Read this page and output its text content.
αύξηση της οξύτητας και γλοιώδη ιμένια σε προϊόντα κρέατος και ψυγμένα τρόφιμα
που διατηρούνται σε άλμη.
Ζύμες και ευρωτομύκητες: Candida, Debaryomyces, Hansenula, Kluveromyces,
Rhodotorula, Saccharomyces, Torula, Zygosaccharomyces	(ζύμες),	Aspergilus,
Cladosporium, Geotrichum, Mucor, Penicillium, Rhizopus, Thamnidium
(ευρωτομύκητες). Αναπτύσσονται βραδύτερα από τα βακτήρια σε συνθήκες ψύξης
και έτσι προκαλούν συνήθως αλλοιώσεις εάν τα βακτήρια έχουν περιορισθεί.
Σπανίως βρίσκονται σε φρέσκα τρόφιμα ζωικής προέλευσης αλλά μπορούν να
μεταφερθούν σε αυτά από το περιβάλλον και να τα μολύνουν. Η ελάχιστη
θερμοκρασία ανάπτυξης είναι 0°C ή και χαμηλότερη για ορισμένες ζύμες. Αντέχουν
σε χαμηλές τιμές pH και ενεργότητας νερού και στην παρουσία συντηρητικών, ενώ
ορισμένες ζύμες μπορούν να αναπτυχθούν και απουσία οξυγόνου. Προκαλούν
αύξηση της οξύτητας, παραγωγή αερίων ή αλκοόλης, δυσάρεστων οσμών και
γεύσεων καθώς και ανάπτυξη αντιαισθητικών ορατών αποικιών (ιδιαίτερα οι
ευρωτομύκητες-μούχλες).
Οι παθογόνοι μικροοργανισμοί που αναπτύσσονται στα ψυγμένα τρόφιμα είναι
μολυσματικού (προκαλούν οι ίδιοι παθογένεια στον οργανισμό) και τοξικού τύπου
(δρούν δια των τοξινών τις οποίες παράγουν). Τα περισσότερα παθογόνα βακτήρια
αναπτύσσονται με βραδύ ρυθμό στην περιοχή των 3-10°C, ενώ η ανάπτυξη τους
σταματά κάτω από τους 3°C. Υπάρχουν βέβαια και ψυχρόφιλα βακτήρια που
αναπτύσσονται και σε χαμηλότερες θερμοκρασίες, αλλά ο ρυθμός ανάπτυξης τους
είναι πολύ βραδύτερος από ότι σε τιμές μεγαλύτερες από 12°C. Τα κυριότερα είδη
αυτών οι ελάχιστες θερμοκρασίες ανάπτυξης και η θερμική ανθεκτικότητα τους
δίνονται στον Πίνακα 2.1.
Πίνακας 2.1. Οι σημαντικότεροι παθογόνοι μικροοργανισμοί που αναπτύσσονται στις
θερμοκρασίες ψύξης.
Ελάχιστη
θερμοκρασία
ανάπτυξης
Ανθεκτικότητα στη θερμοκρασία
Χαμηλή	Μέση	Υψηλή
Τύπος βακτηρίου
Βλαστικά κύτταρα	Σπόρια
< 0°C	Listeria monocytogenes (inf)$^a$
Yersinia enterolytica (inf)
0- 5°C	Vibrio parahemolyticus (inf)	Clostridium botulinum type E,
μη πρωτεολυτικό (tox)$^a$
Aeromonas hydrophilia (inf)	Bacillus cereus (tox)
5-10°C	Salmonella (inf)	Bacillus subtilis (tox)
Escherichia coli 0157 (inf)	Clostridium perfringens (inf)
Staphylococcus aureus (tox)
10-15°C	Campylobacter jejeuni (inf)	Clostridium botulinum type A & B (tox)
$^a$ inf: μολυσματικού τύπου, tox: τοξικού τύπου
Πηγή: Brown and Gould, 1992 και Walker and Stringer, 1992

☆ ☆ ☆

## WORK ORDER:
Only a number should be given: the count of lines above that contain the word "στην".

## SOLUTION:
2